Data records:
(begin)
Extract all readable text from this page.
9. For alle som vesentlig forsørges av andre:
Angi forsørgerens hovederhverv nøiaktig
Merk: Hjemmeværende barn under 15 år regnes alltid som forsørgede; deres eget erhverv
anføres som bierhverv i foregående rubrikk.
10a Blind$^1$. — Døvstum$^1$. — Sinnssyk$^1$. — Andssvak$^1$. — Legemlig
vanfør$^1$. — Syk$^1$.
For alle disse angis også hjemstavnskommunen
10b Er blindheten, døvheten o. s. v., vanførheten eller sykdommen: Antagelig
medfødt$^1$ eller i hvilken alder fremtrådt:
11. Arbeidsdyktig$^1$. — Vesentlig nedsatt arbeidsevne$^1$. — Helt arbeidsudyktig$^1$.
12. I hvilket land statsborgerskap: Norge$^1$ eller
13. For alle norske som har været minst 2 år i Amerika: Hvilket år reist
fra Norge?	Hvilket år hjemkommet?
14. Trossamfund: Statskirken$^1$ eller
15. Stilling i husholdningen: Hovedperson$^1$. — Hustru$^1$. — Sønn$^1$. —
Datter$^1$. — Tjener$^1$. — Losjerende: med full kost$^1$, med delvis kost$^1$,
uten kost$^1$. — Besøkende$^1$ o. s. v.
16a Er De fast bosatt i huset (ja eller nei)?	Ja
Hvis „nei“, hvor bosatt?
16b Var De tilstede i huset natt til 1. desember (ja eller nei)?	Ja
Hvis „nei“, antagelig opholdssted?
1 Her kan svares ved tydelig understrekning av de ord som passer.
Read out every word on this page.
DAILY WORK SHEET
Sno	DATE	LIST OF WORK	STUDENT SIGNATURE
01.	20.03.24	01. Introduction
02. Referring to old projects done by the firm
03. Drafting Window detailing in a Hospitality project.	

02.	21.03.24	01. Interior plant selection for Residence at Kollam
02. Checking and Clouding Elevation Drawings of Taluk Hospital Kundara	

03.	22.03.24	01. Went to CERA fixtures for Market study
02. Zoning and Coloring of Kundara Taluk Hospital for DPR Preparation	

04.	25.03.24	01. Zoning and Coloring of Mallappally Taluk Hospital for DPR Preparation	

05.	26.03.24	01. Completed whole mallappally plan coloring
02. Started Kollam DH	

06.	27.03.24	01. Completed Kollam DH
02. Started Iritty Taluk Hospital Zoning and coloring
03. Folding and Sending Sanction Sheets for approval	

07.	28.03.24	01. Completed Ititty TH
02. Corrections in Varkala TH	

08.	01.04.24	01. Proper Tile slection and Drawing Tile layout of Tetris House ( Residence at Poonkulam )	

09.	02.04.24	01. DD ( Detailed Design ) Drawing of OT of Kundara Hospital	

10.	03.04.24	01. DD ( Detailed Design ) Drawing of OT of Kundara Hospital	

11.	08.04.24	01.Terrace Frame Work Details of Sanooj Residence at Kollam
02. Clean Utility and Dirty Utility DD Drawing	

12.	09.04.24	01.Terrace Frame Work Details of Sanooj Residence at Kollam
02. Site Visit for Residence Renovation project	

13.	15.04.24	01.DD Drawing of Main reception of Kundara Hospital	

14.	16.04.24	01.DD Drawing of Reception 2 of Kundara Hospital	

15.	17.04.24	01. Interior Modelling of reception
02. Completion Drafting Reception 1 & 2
(end)
▸ **Problem requirements**:
All of the entries must be quoted exactly; please include each one.

▸ **Output for this exercise**:
Extract all readable text from this page.
9. For alle som vesentlig forsørges av andre:
Angi forsørgerens hovederhverv nøiaktig
Merk: Hjemmeværende barn under 15 år regnes alltid som forsørgede; deres eget erhverv
anføres som bierhverv i foregående rubrikk.
10a Blind$^1$. — Døvstum$^1$. — Sinnssyk$^1$. — Andssvak$^1$. — Legemlig
vanfør$^1$. — Syk$^1$.
For alle disse angis også hjemstavnskommunen
10b Er blindheten, døvheten o. s. v., vanførheten eller sykdommen: Antagelig
medfødt$^1$ eller i hvilken alder fremtrådt:
11. Arbeidsdyktig$^1$. — Vesentlig nedsatt arbeidsevne$^1$. — Helt arbeidsudyktig$^1$.
12. I hvilket land statsborgerskap: Norge$^1$ eller
13. For alle norske som har været minst 2 år i Amerika: Hvilket år reist
fra Norge?	Hvilket år hjemkommet?
14. Trossamfund: Statskirken$^1$ eller
15. Stilling i husholdningen: Hovedperson$^1$. — Hustru$^1$. — Sønn$^1$. —
Datter$^1$. — Tjener$^1$. — Losjerende: med full kost$^1$, med delvis kost$^1$,
uten kost$^1$. — Besøkende$^1$ o. s. v.
16a Er De fast bosatt i huset (ja eller nei)?	Ja
Hvis „nei“, hvor bosatt?
16b Var De tilstede i huset natt til 1. desember (ja eller nei)?	Ja
Hvis „nei“, antagelig opholdssted?
1 Her kan svares ved tydelig understrekning av de ord som passer.
Read out every word on this page.
DAILY WORK SHEET
Sno	DATE	LIST OF WORK	STUDENT SIGNATURE
01.	20.03.24	01. Introduction
02. Referring to old projects done by the firm
03. Drafting Window detailing in a Hospitality project.	

02.	21.03.24	01. Interior plant selection for Residence at Kollam
02. Checking and Clouding Elevation Drawings of Taluk Hospital Kundara	

03.	22.03.24	01. Went to CERA fixtures for Market study
02. Zoning and Coloring of Kundara Taluk Hospital for DPR Preparation	

04.	25.03.24	01. Zoning and Coloring of Mallappally Taluk Hospital for DPR Preparation	

05.	26.03.24	01. Completed whole mallappally plan coloring
02. Started Kollam DH	

06.	27.03.24	01. Completed Kollam DH
02. Started Iritty Taluk Hospital Zoning and coloring
03. Folding and Sending Sanction Sheets for approval	

07.	28.03.24	01. Completed Ititty TH
02. Corrections in Varkala TH	

08.	01.04.24	01. Proper Tile slection and Drawing Tile layout of Tetris House ( Residence at Poonkulam )	

09.	02.04.24	01. DD ( Detailed Design ) Drawing of OT of Kundara Hospital	

10.	03.04.24	01. DD ( Detailed Design ) Drawing of OT of Kundara Hospital	

11.	08.04.24	01.Terrace Frame Work Details of Sanooj Residence at Kollam
02. Clean Utility and Dirty Utility DD Drawing	

12.	09.04.24	01.Terrace Frame Work Details of Sanooj Residence at Kollam
02. Site Visit for Residence Renovation project	

13.	15.04.24	01.DD Drawing of Main reception of Kundara Hospital	

14.	16.04.24	01.DD Drawing of Reception 2 of Kundara Hospital	

15.	17.04.24	01. Interior Modelling of reception
02. Completion Drafting Reception 1 & 2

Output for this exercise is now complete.